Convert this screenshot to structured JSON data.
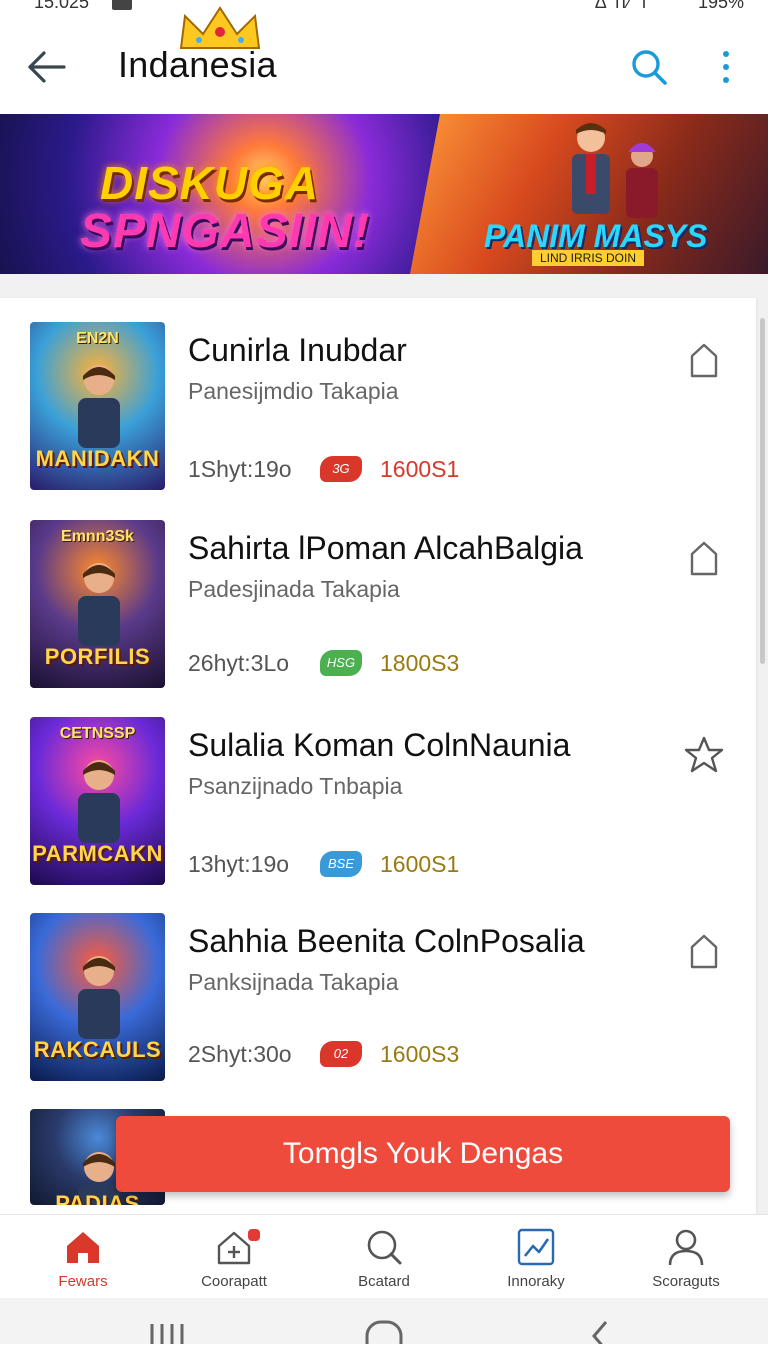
{
  "status_bar": {
    "time": "15:025",
    "battery": "195%",
    "signal": "°Δ ıl⁄°l"
  },
  "app_bar": {
    "title": "Indanesia"
  },
  "banner": {
    "left_line1": "DISKUGA",
    "left_line2": "SPNGASIIN!",
    "right_title": "PANIM MASYS",
    "right_sub": "LIND IRRIS DOIN"
  },
  "games": [
    {
      "title": "Cunirla Inubdar",
      "subtitle": "Panesijmdio   Takapia",
      "size": "1Shyt:19o",
      "badge": "3G",
      "badge_color": "#d8372a",
      "price": "1600S1",
      "price_color": "#d8372a",
      "action_icon": "bookmark-icon",
      "thumb_top": "EN2N",
      "thumb_label": "MANIDAKN",
      "thumb_colors": [
        "#ffb236",
        "#3aa0d8",
        "#2a1a6a"
      ]
    },
    {
      "title": "Sahirta lPoman AlcahBalgia",
      "subtitle": "Padesjinada   Takapia",
      "size": "26hyt:3Lo",
      "badge": "HSG",
      "badge_color": "#4caf50",
      "price": "1800S3",
      "price_color": "#9a7a10",
      "action_icon": "bookmark-icon",
      "thumb_top": "Emnn3Sk",
      "thumb_label": "PORFILIS",
      "thumb_colors": [
        "#ff8a2a",
        "#5a3a8a",
        "#1a1030"
      ]
    },
    {
      "title": "Sulalia Koman ColnNaunia",
      "subtitle": "Psanzijnado   Tnbapia",
      "size": "13hyt:19o",
      "badge": "BSE",
      "badge_color": "#3a9ad8",
      "price": "1600S1",
      "price_color": "#9a7a10",
      "action_icon": "star-icon",
      "thumb_top": "CETNSSP",
      "thumb_label": "PARMCAKN",
      "thumb_colors": [
        "#ff4aa0",
        "#6a2ad8",
        "#1a0a4a"
      ]
    },
    {
      "title": "Sahhia Beenita ColnPosalia",
      "subtitle": "Panksijnada   Takapia",
      "size": "2Shyt:30o",
      "badge": "02",
      "badge_color": "#d8372a",
      "price": "1600S3",
      "price_color": "#9a7a10",
      "action_icon": "bookmark-icon",
      "thumb_top": "",
      "thumb_label": "RAKCAULS",
      "thumb_colors": [
        "#ff5a3a",
        "#3a6ad8",
        "#0a1a4a"
      ]
    },
    {
      "title": "",
      "subtitle": "",
      "size": "",
      "badge": "",
      "badge_color": "#d8372a",
      "price": "",
      "price_color": "#9a7a10",
      "action_icon": "",
      "thumb_top": "",
      "thumb_label": "PADIAS",
      "thumb_colors": [
        "#4a8ad8",
        "#2a3a6a",
        "#101830"
      ]
    }
  ],
  "cta": {
    "label": "Tomgls Youk Dengas"
  },
  "bottom_nav": [
    {
      "label": "Fewars",
      "icon": "home-icon",
      "active": true
    },
    {
      "label": "Coorapatt",
      "icon": "home-plus-icon",
      "active": false,
      "dot": true
    },
    {
      "label": "Bcatard",
      "icon": "search-icon",
      "active": false
    },
    {
      "label": "Innoraky",
      "icon": "chart-icon",
      "active": false
    },
    {
      "label": "Scoraguts",
      "icon": "profile-icon",
      "active": false
    }
  ],
  "colors": {
    "accent": "#ef4b3c",
    "nav_active": "#d9392b",
    "search_icon": "#1a9ad8"
  }
}
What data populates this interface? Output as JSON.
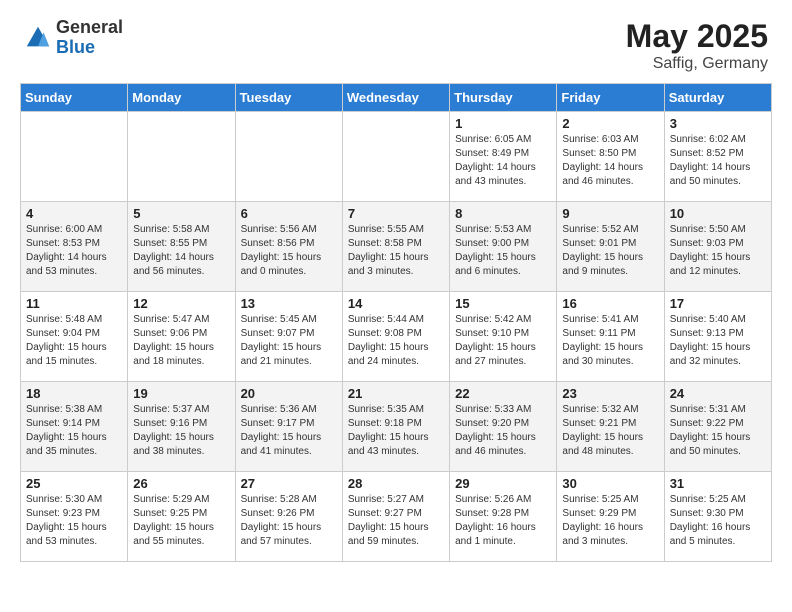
{
  "header": {
    "logo_general": "General",
    "logo_blue": "Blue",
    "title": "May 2025",
    "subtitle": "Saffig, Germany"
  },
  "days_of_week": [
    "Sunday",
    "Monday",
    "Tuesday",
    "Wednesday",
    "Thursday",
    "Friday",
    "Saturday"
  ],
  "weeks": [
    [
      {
        "day": "",
        "info": ""
      },
      {
        "day": "",
        "info": ""
      },
      {
        "day": "",
        "info": ""
      },
      {
        "day": "",
        "info": ""
      },
      {
        "day": "1",
        "info": "Sunrise: 6:05 AM\nSunset: 8:49 PM\nDaylight: 14 hours\nand 43 minutes."
      },
      {
        "day": "2",
        "info": "Sunrise: 6:03 AM\nSunset: 8:50 PM\nDaylight: 14 hours\nand 46 minutes."
      },
      {
        "day": "3",
        "info": "Sunrise: 6:02 AM\nSunset: 8:52 PM\nDaylight: 14 hours\nand 50 minutes."
      }
    ],
    [
      {
        "day": "4",
        "info": "Sunrise: 6:00 AM\nSunset: 8:53 PM\nDaylight: 14 hours\nand 53 minutes."
      },
      {
        "day": "5",
        "info": "Sunrise: 5:58 AM\nSunset: 8:55 PM\nDaylight: 14 hours\nand 56 minutes."
      },
      {
        "day": "6",
        "info": "Sunrise: 5:56 AM\nSunset: 8:56 PM\nDaylight: 15 hours\nand 0 minutes."
      },
      {
        "day": "7",
        "info": "Sunrise: 5:55 AM\nSunset: 8:58 PM\nDaylight: 15 hours\nand 3 minutes."
      },
      {
        "day": "8",
        "info": "Sunrise: 5:53 AM\nSunset: 9:00 PM\nDaylight: 15 hours\nand 6 minutes."
      },
      {
        "day": "9",
        "info": "Sunrise: 5:52 AM\nSunset: 9:01 PM\nDaylight: 15 hours\nand 9 minutes."
      },
      {
        "day": "10",
        "info": "Sunrise: 5:50 AM\nSunset: 9:03 PM\nDaylight: 15 hours\nand 12 minutes."
      }
    ],
    [
      {
        "day": "11",
        "info": "Sunrise: 5:48 AM\nSunset: 9:04 PM\nDaylight: 15 hours\nand 15 minutes."
      },
      {
        "day": "12",
        "info": "Sunrise: 5:47 AM\nSunset: 9:06 PM\nDaylight: 15 hours\nand 18 minutes."
      },
      {
        "day": "13",
        "info": "Sunrise: 5:45 AM\nSunset: 9:07 PM\nDaylight: 15 hours\nand 21 minutes."
      },
      {
        "day": "14",
        "info": "Sunrise: 5:44 AM\nSunset: 9:08 PM\nDaylight: 15 hours\nand 24 minutes."
      },
      {
        "day": "15",
        "info": "Sunrise: 5:42 AM\nSunset: 9:10 PM\nDaylight: 15 hours\nand 27 minutes."
      },
      {
        "day": "16",
        "info": "Sunrise: 5:41 AM\nSunset: 9:11 PM\nDaylight: 15 hours\nand 30 minutes."
      },
      {
        "day": "17",
        "info": "Sunrise: 5:40 AM\nSunset: 9:13 PM\nDaylight: 15 hours\nand 32 minutes."
      }
    ],
    [
      {
        "day": "18",
        "info": "Sunrise: 5:38 AM\nSunset: 9:14 PM\nDaylight: 15 hours\nand 35 minutes."
      },
      {
        "day": "19",
        "info": "Sunrise: 5:37 AM\nSunset: 9:16 PM\nDaylight: 15 hours\nand 38 minutes."
      },
      {
        "day": "20",
        "info": "Sunrise: 5:36 AM\nSunset: 9:17 PM\nDaylight: 15 hours\nand 41 minutes."
      },
      {
        "day": "21",
        "info": "Sunrise: 5:35 AM\nSunset: 9:18 PM\nDaylight: 15 hours\nand 43 minutes."
      },
      {
        "day": "22",
        "info": "Sunrise: 5:33 AM\nSunset: 9:20 PM\nDaylight: 15 hours\nand 46 minutes."
      },
      {
        "day": "23",
        "info": "Sunrise: 5:32 AM\nSunset: 9:21 PM\nDaylight: 15 hours\nand 48 minutes."
      },
      {
        "day": "24",
        "info": "Sunrise: 5:31 AM\nSunset: 9:22 PM\nDaylight: 15 hours\nand 50 minutes."
      }
    ],
    [
      {
        "day": "25",
        "info": "Sunrise: 5:30 AM\nSunset: 9:23 PM\nDaylight: 15 hours\nand 53 minutes."
      },
      {
        "day": "26",
        "info": "Sunrise: 5:29 AM\nSunset: 9:25 PM\nDaylight: 15 hours\nand 55 minutes."
      },
      {
        "day": "27",
        "info": "Sunrise: 5:28 AM\nSunset: 9:26 PM\nDaylight: 15 hours\nand 57 minutes."
      },
      {
        "day": "28",
        "info": "Sunrise: 5:27 AM\nSunset: 9:27 PM\nDaylight: 15 hours\nand 59 minutes."
      },
      {
        "day": "29",
        "info": "Sunrise: 5:26 AM\nSunset: 9:28 PM\nDaylight: 16 hours\nand 1 minute."
      },
      {
        "day": "30",
        "info": "Sunrise: 5:25 AM\nSunset: 9:29 PM\nDaylight: 16 hours\nand 3 minutes."
      },
      {
        "day": "31",
        "info": "Sunrise: 5:25 AM\nSunset: 9:30 PM\nDaylight: 16 hours\nand 5 minutes."
      }
    ]
  ]
}
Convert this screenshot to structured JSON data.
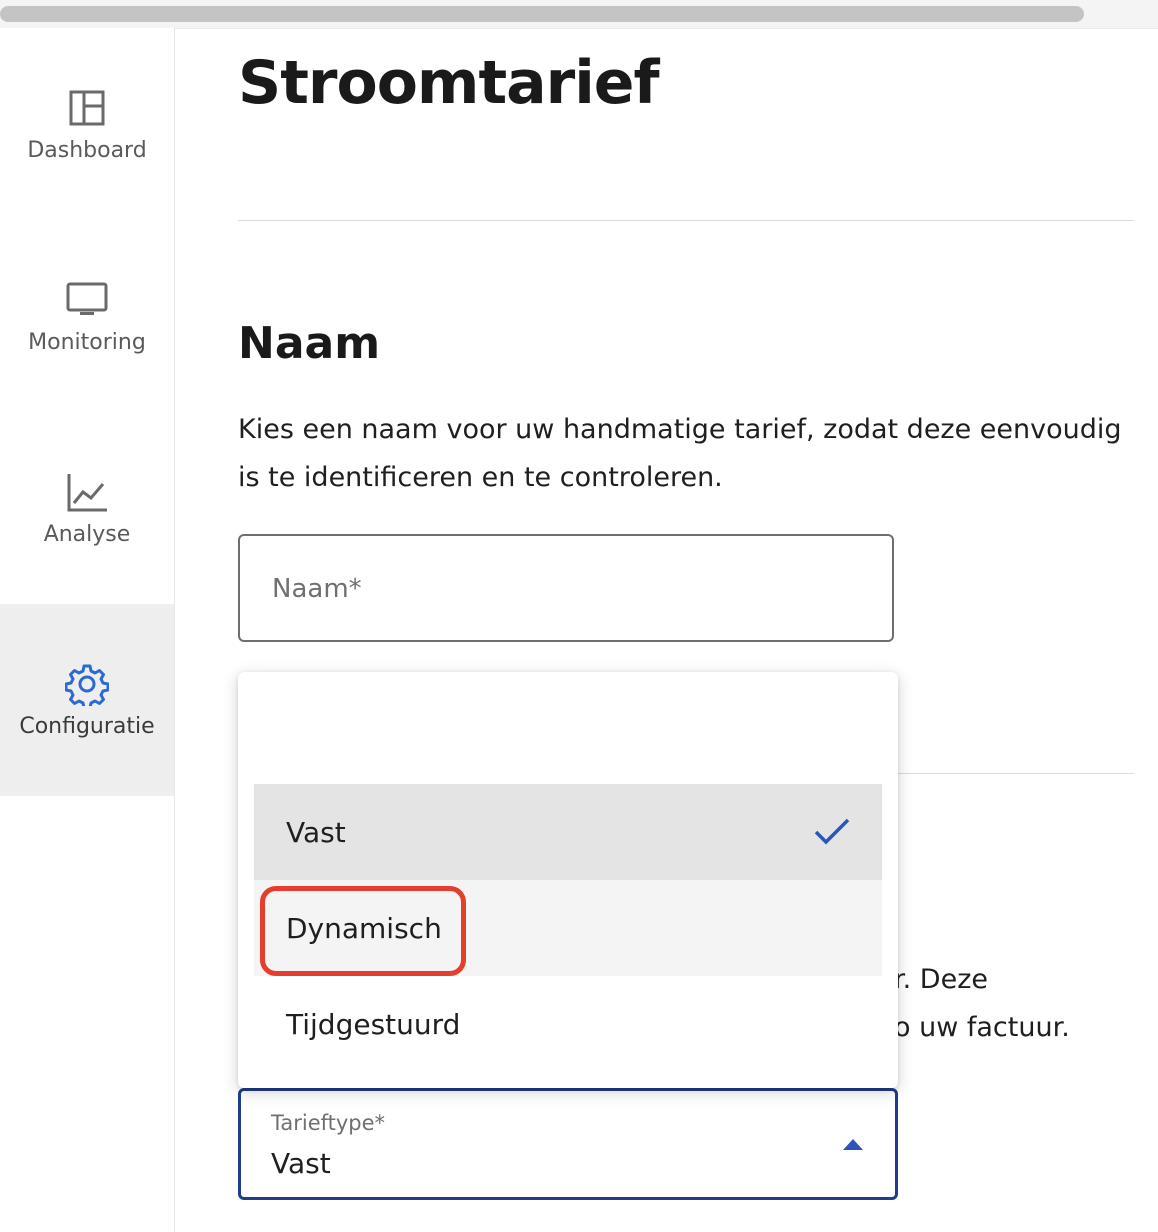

#####

● PROBLEM DETAILS: List each line holding the string "subtitle".

● WORKED SOLUTION:
      "subtitle": "Panesijmdio   Takapia",
      "subtitle": "Padesjinada   Takapia",
      "subtitle": "Psanzijnado   Tnbapia",
      "subtitle": "Panksijnada   Takapia",
      "subtitle": "",
    "subtitle": "Saffig, Germany"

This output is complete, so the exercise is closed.